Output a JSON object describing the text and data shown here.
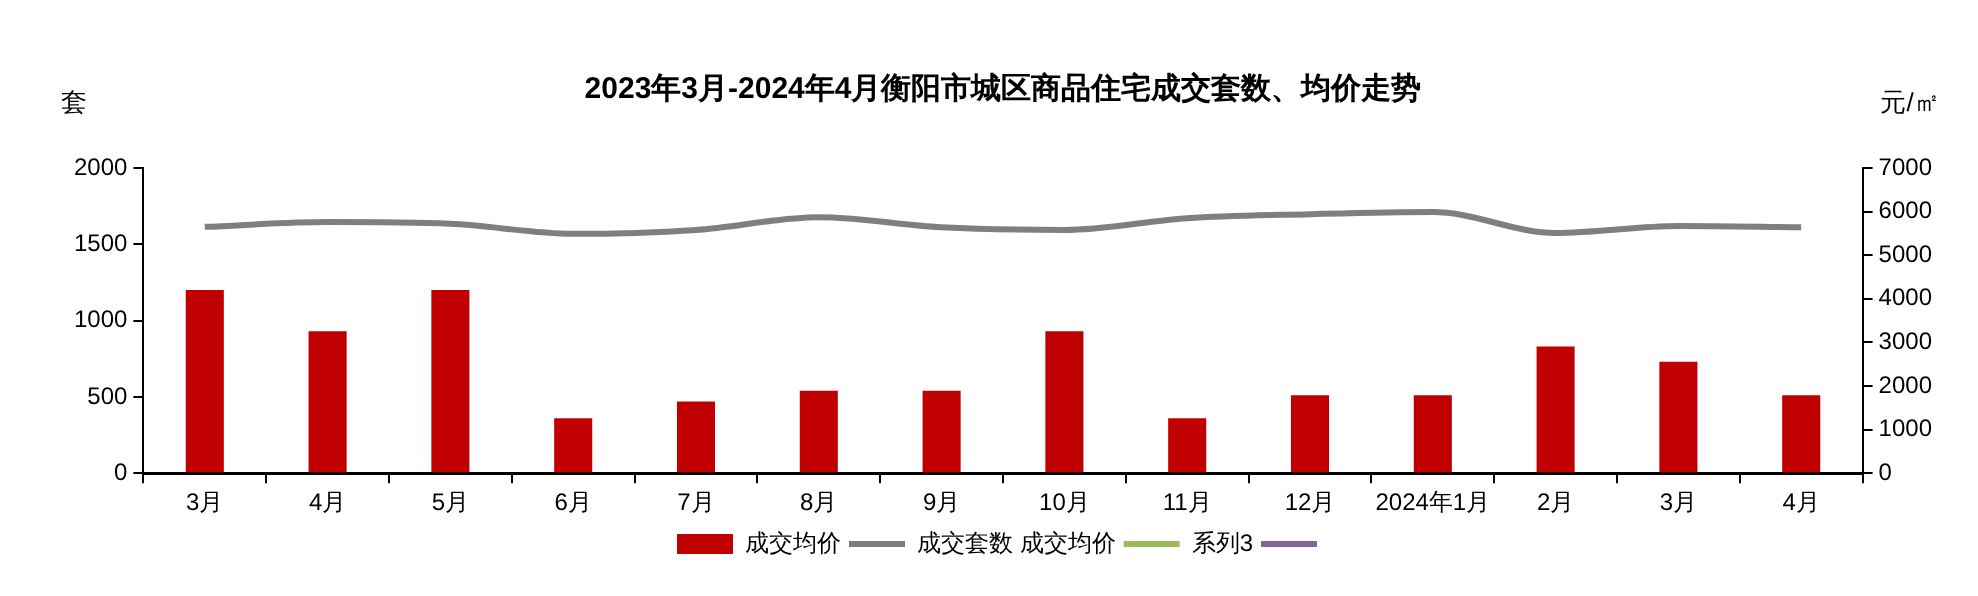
{
  "chart_data": {
    "type": "bar",
    "title": "2023年3月-2024年4月衡阳市城区商品住宅成交套数、均价走势",
    "ylabel": "套",
    "y2label": "元/㎡",
    "categories": [
      "3月",
      "4月",
      "5月",
      "6月",
      "7月",
      "8月",
      "9月",
      "10月",
      "11月",
      "12月",
      "2024年1月",
      "2月",
      "3月",
      "4月"
    ],
    "series": [
      {
        "name": "成交均价",
        "color": "#c00000",
        "values": [
          1200,
          930,
          1200,
          360,
          470,
          540,
          540,
          930,
          360,
          510,
          510,
          830,
          730,
          510
        ]
      },
      {
        "name": "成交套数 成交均价",
        "type": "line",
        "axis": "y2",
        "color": "#7f7f7f",
        "values": [
          5650,
          5760,
          5720,
          5490,
          5580,
          5870,
          5640,
          5580,
          5850,
          5940,
          5990,
          5510,
          5670,
          5640
        ]
      },
      {
        "name": "系列3",
        "type": "line",
        "axis": "y2",
        "color": "#9bbb59",
        "values": [
          null,
          null,
          null,
          null,
          null,
          null,
          null,
          null,
          null,
          null,
          null,
          null,
          null,
          null
        ]
      },
      {
        "type": "line",
        "axis": "y2",
        "color": "#8064a2",
        "values": [
          null,
          null,
          null,
          null,
          null,
          null,
          null,
          null,
          null,
          null,
          null,
          null,
          null,
          null
        ]
      }
    ],
    "ylim": [
      0,
      2000
    ],
    "yticks": [
      0,
      500,
      1000,
      1500,
      2000
    ],
    "y2lim": [
      0,
      7000
    ],
    "y2ticks": [
      0,
      1000,
      2000,
      3000,
      4000,
      5000,
      6000,
      7000
    ],
    "grid": false,
    "legend": "bottom",
    "marker": "none",
    "line_style": "solid"
  }
}
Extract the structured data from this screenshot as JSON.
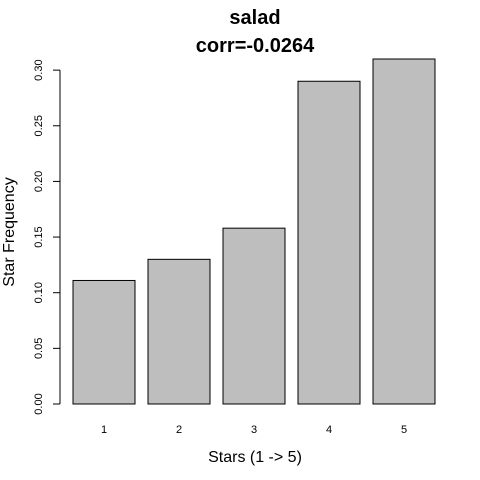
{
  "chart_data": {
    "type": "bar",
    "title": "salad",
    "subtitle": "corr=-0.0264",
    "xlabel": "Stars (1 -> 5)",
    "ylabel": "Star Frequency",
    "categories": [
      "1",
      "2",
      "3",
      "4",
      "5"
    ],
    "values": [
      0.111,
      0.13,
      0.158,
      0.29,
      0.31
    ],
    "ylim": [
      0,
      0.31
    ],
    "yticks": [
      0.0,
      0.05,
      0.1,
      0.15,
      0.2,
      0.25,
      0.3
    ],
    "ytick_labels": [
      "0.00",
      "0.05",
      "0.10",
      "0.15",
      "0.20",
      "0.25",
      "0.30"
    ],
    "bar_color": "#bebebe",
    "grid": false,
    "legend": "none"
  }
}
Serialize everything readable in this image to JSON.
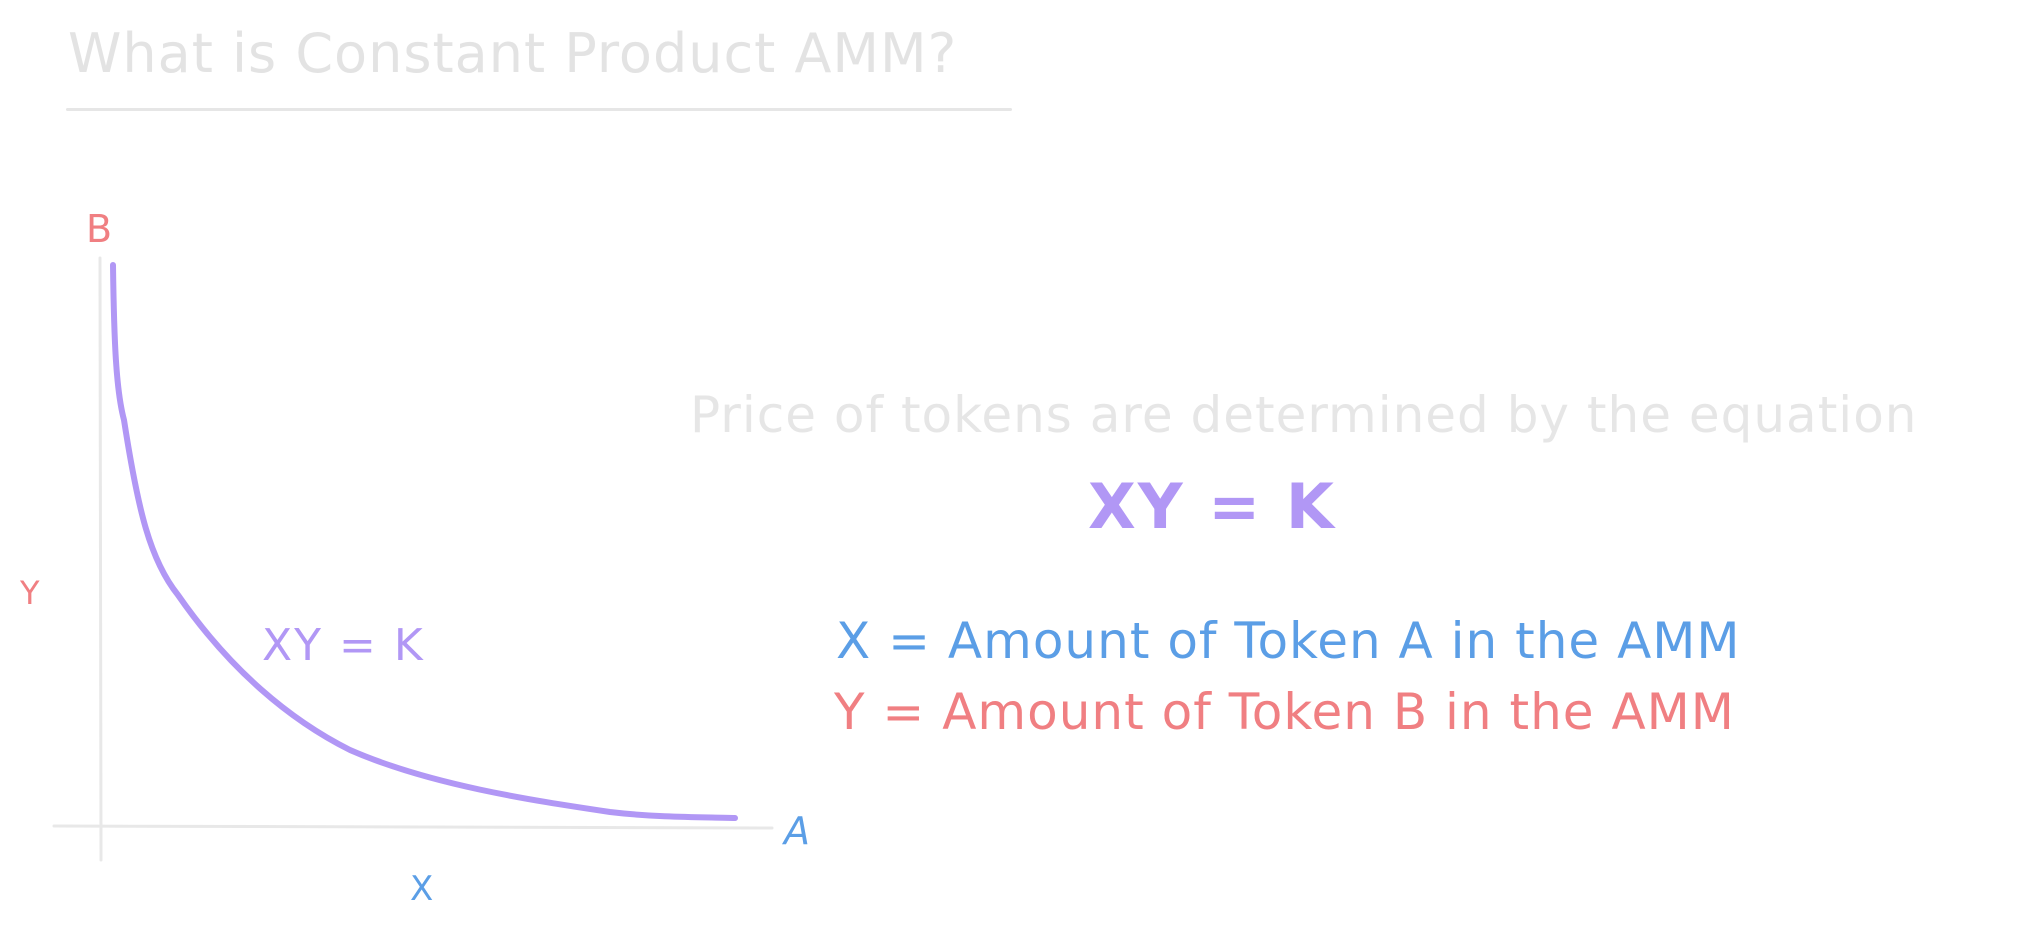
{
  "title": "What is Constant Product AMM?",
  "description": "Price of tokens are determined by the equation",
  "equation": "XY = K",
  "definitions": {
    "x": "X = Amount of Token A in the AMM",
    "y": "Y = Amount of Token B in the AMM"
  },
  "graph": {
    "y_axis_end_label": "B",
    "y_axis_label": "Y",
    "x_axis_end_label": "A",
    "x_axis_label": "X",
    "curve_label": "XY = K"
  },
  "colors": {
    "curve": "#b197f5",
    "token_a": "#5b9ee6",
    "token_b": "#f07f82",
    "faint": "#e3e3e3"
  }
}
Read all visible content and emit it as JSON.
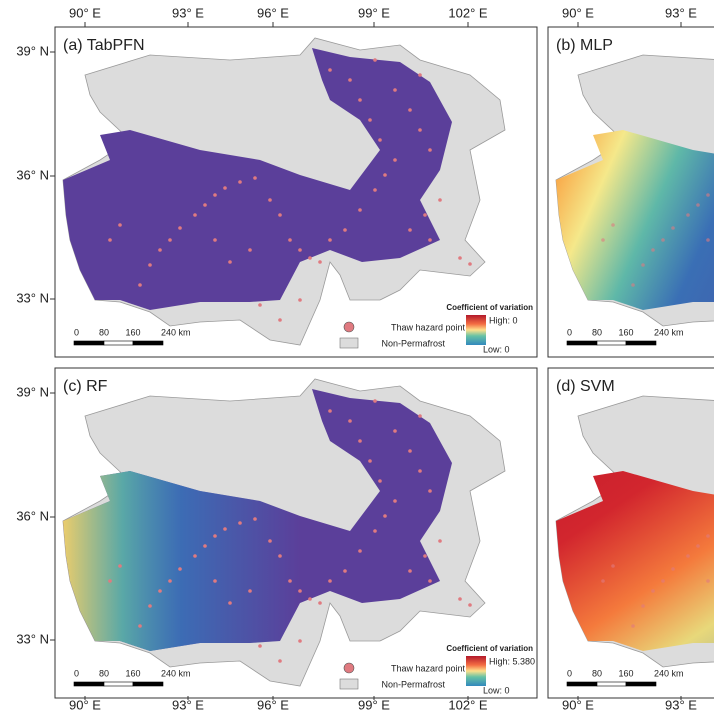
{
  "lon_labels": [
    "90° E",
    "93° E",
    "96° E",
    "99° E",
    "102° E"
  ],
  "lat_labels": [
    "39° N",
    "36° N",
    "33° N"
  ],
  "panels": [
    {
      "title": "(a) TabPFN",
      "scale": [
        "0",
        "80",
        "160",
        "240 km"
      ],
      "legend": {
        "title": "Coefficient of variation",
        "high": "High: 0",
        "low": "Low: 0",
        "points": "Thaw hazard point",
        "non_permafrost": "Non-Permafrost"
      }
    },
    {
      "title": "(b) MLP",
      "scale": [
        "0",
        "80",
        "160",
        "240 km"
      ]
    },
    {
      "title": "(c) RF",
      "scale": [
        "0",
        "80",
        "160",
        "240 km"
      ],
      "legend": {
        "title": "Coefficient of variation",
        "high": "High: 5.380",
        "low": "Low: 0",
        "points": "Thaw hazard point",
        "non_permafrost": "Non-Permafrost"
      }
    },
    {
      "title": "(d) SVM",
      "scale": [
        "0",
        "80",
        "160",
        "240 km"
      ]
    }
  ]
}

· · ·

▶ [Task instructions] Where the line containing "Serialize everything readable" appears above, start there and set down each line exactly through the last line of the data; leave out every picture.

▶ [Worked answer]
Serialize everything readable in this image to JSON.
{
  "title": "What is Constant Product AMM?",
  "description": "Price of tokens are determined by the equation",
  "equation": "XY = K",
  "definitions": {
    "x": "X = Amount of Token A in the AMM",
    "y": "Y = Amount of Token B in the AMM"
  },
  "graph": {
    "y_axis_end_label": "B",
    "y_axis_label": "Y",
    "x_axis_end_label": "A",
    "x_axis_label": "X",
    "curve_label": "XY = K"
  },
  "colors": {
    "curve": "#b197f5",
    "token_a": "#5b9ee6",
    "token_b": "#f07f82",
    "faint": "#e3e3e3"
  }
}
Read all visible content and emit it as JSON.
{
  "lon_labels": [
    "90° E",
    "93° E",
    "96° E",
    "99° E",
    "102° E"
  ],
  "lat_labels": [
    "39° N",
    "36° N",
    "33° N"
  ],
  "panels": [
    {
      "title": "(a) TabPFN",
      "scale": [
        "0",
        "80",
        "160",
        "240 km"
      ],
      "legend": {
        "title": "Coefficient of variation",
        "high": "High: 0",
        "low": "Low: 0",
        "points": "Thaw hazard point",
        "non_permafrost": "Non-Permafrost"
      }
    },
    {
      "title": "(b) MLP",
      "scale": [
        "0",
        "80",
        "160",
        "240 km"
      ]
    },
    {
      "title": "(c) RF",
      "scale": [
        "0",
        "80",
        "160",
        "240 km"
      ],
      "legend": {
        "title": "Coefficient of variation",
        "high": "High: 5.380",
        "low": "Low: 0",
        "points": "Thaw hazard point",
        "non_permafrost": "Non-Permafrost"
      }
    },
    {
      "title": "(d) SVM",
      "scale": [
        "0",
        "80",
        "160",
        "240 km"
      ]
    }
  ]
}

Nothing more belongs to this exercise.